***** TEXT SEGMENT *****
The first Thanksgiving that I spent alone was right after I separated from my wife.
By the end of that day I experienced: fear, loneliness, lying to thousands of people, and enjoying it.
I woke up and I imagined my kids saying, “Is Daddy going to be with us?” They were tiny still. They didn’t know.
My sadness was bottomless, thinking of them going to Thanksgiving at their aunt’s, asking, “Where’s Daddy?”
That’s when I put an ad on Craigslist.
I don’t like when people say what they are grateful for on Thanksgiving.
When I do that it feels like taking out the garbage only one day a year.
It’s also a cliche to say, “You should be grateful every day.”
Who cares? Nobody cares. I don’t care what people are grateful for. Life is hard. It’s difficult to just make it through.
Reminding ourselves to be grateful is a mean trick. It’s self-hypnosis to make it through another one of these days. These mean days.
I’m looking at a Christmas tree right now. It’s beautiful.
I wrote this Craigslist:
ASK ME QUESTIONS. I’M PSYCHIC
I recently had a bike accident and I went into a coma. When I got out of the coma I suddenly could see the future. On this day, send me an email and I will answer any questions.
The day before, my friend Lisa asked me to come to her house for Thanksgiving. I said yes.
But then she called me later and said she couldn’t invite me.
Her daughter looked me up and said, “Mom! Why are you always inviting over guys who are married?”
“But I’m separated,” I said.
“I’m sorry,” she said.
I went out to a diner. Almost to spite myself I ordered the turkey sandwich.
***** RAW DATA *****
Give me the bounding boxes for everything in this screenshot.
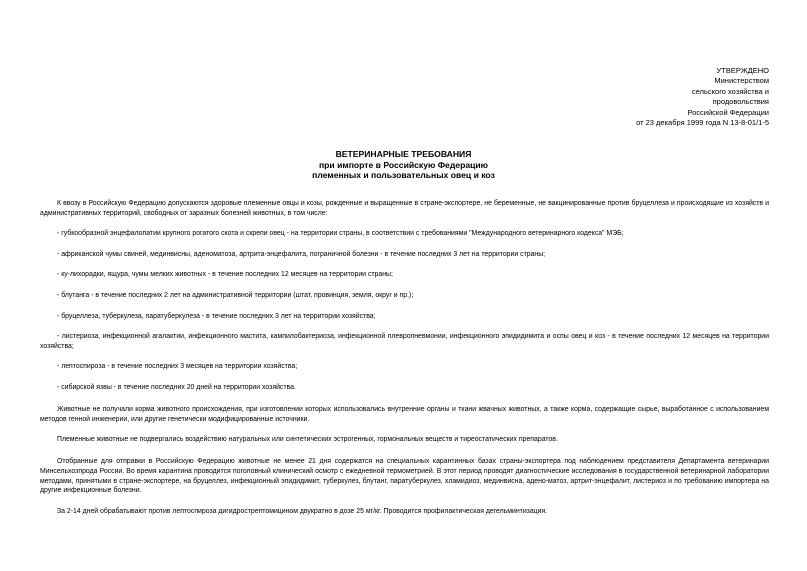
*****
***** RAW DATA *****
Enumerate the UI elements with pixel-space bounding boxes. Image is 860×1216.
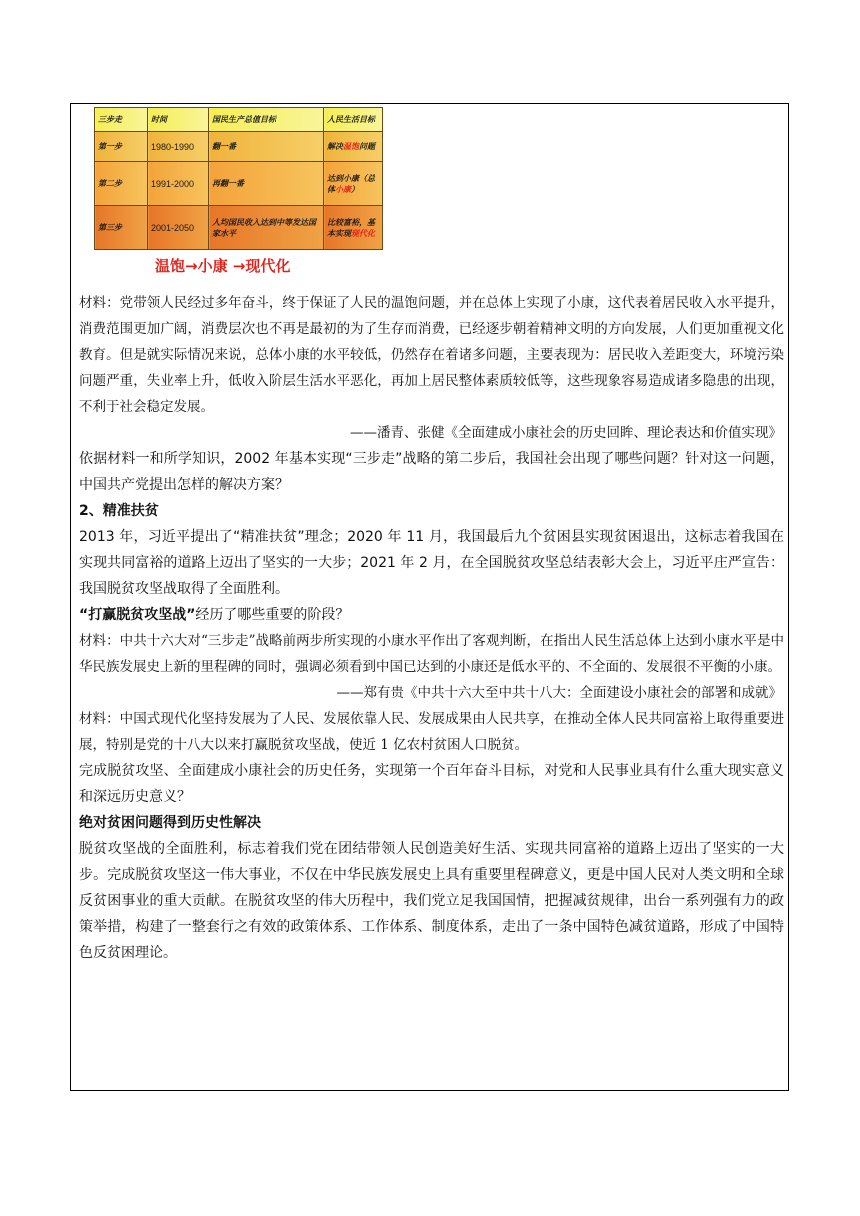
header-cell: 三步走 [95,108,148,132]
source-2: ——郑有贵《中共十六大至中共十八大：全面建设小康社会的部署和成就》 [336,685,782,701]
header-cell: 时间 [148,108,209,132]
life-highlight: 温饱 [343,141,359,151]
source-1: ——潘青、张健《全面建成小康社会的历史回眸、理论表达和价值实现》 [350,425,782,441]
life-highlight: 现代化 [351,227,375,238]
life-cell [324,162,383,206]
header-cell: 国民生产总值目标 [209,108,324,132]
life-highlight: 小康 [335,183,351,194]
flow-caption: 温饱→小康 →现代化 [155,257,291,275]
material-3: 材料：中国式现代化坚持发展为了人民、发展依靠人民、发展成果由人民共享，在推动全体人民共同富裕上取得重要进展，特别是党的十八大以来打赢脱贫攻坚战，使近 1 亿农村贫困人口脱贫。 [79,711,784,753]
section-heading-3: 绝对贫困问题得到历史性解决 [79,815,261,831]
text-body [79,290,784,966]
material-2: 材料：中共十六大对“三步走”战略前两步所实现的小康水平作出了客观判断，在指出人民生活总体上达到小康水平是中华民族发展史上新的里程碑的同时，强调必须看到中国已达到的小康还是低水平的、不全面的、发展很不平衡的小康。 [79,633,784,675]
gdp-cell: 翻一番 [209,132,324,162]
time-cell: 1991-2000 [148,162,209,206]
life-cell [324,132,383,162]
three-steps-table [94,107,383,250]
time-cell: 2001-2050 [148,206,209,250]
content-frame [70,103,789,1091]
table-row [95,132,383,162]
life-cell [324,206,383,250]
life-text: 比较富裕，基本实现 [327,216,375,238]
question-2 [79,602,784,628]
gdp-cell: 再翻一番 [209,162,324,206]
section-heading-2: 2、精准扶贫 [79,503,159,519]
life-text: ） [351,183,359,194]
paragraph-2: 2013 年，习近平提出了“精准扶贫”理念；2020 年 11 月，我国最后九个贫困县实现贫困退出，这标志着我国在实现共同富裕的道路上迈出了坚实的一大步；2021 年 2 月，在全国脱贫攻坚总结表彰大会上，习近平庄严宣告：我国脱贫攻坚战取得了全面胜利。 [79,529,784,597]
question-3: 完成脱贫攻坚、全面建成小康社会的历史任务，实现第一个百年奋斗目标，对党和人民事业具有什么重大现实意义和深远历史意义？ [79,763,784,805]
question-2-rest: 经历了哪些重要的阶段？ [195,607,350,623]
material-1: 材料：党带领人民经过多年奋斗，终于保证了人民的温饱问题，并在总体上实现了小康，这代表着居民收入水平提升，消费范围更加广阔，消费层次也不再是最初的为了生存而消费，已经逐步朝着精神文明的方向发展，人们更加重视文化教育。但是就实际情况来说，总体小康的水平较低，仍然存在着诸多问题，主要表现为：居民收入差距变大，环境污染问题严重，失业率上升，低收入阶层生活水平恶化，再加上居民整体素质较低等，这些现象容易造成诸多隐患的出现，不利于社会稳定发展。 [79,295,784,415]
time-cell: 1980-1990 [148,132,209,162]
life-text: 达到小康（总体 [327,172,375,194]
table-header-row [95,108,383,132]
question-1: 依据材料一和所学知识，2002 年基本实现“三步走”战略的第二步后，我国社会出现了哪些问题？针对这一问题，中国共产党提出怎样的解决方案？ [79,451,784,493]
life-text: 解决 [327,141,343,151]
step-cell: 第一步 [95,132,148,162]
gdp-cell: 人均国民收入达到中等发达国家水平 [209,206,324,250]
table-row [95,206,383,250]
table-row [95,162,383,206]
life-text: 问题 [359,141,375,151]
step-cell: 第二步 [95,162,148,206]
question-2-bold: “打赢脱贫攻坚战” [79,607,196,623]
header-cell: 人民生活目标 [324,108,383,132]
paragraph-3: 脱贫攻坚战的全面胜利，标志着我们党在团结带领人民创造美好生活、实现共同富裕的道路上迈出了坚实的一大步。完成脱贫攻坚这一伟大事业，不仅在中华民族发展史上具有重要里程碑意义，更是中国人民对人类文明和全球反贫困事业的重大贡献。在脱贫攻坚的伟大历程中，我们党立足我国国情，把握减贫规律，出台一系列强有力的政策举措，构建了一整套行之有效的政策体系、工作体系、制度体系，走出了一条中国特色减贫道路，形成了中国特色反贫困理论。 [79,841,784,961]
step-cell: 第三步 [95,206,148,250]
*****
◆ **REQUESTS**
[1] In the Thanksgiving essay, what did the writer order at the diner?
[2] Write the next part of the Thanksgiving essay, starting after its last sentence.

◆ **ANSWER SET**
[1] The turkey sandwich.

[2]
Believe it or not, I thought to myself that one day this would look good in a story. To say I had a turkey sandwich in a diner on Thanksgiving day.
The waitress had served me dozens, maybe hundreds (who can even count events like this?), of times. For 10 years maybe I had a crush from her from afar.
I say maybe so as to not seem like a dirtbag.
I said, “Why aren’t you home on Thanksgiving?”
She answered a different question: “This is my last day here.”
After all this time. This was the first conversation I’d had with her.
“Where are you going?”
“I got my degree,” she said, “so next week I start teaching at a school for little kids.”
“Wow,” I said. “That’s really great. Good luck.”
I finished my sandwich and went home.
I had 300 or more emails waiting for me. All from people responding to my Craigslist ads.
“I have a crush on my boss but he’s married. What should I do?”
“I’m trying to figure out what I should do with my career. Can you see what I will do next? Do you think I will be an actress?”
“My boyfriend and I have been dating for seven years. I want to have a baby. Do you think I will get married to him?”
On and on. I only looked at the emails from women. Why not? Who was going to accuse me?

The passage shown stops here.